• [Task to carry out] Below you will find a set of lines. Repeat them all exactly.

• [Records to process]

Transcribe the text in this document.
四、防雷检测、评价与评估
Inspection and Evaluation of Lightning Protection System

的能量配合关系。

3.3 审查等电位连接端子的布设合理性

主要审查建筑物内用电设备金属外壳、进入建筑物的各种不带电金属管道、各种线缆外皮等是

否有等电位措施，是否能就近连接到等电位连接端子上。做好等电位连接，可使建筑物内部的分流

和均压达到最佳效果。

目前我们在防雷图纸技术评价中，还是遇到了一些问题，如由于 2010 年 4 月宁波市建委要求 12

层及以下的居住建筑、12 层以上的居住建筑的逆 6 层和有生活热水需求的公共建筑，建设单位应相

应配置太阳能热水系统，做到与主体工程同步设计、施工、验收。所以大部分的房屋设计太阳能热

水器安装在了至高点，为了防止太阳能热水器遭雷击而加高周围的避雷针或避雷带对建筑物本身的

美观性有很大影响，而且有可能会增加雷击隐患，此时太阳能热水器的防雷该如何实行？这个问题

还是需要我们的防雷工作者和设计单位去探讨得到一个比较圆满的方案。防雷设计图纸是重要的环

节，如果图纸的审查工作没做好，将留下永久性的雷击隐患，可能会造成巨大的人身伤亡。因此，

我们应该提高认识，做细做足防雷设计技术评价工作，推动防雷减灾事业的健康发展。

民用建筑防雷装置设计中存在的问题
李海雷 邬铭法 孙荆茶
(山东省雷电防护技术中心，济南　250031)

• [Answer in full]
Transcribe the text in this document.
四、防雷检测、评价与评估
Inspection and Evaluation of Lightning Protection System

的能量配合关系。

3.3 审查等电位连接端子的布设合理性

主要审查建筑物内用电设备金属外壳、进入建筑物的各种不带电金属管道、各种线缆外皮等是

否有等电位措施，是否能就近连接到等电位连接端子上。做好等电位连接，可使建筑物内部的分流

和均压达到最佳效果。

目前我们在防雷图纸技术评价中，还是遇到了一些问题，如由于 2010 年 4 月宁波市建委要求 12

层及以下的居住建筑、12 层以上的居住建筑的逆 6 层和有生活热水需求的公共建筑，建设单位应相

应配置太阳能热水系统，做到与主体工程同步设计、施工、验收。所以大部分的房屋设计太阳能热

水器安装在了至高点，为了防止太阳能热水器遭雷击而加高周围的避雷针或避雷带对建筑物本身的

美观性有很大影响，而且有可能会增加雷击隐患，此时太阳能热水器的防雷该如何实行？这个问题

还是需要我们的防雷工作者和设计单位去探讨得到一个比较圆满的方案。防雷设计图纸是重要的环

节，如果图纸的审查工作没做好，将留下永久性的雷击隐患，可能会造成巨大的人身伤亡。因此，

我们应该提高认识，做细做足防雷设计技术评价工作，推动防雷减灾事业的健康发展。

民用建筑防雷装置设计中存在的问题
李海雷 邬铭法 孙荆茶
(山东省雷电防护技术中心，济南　250031)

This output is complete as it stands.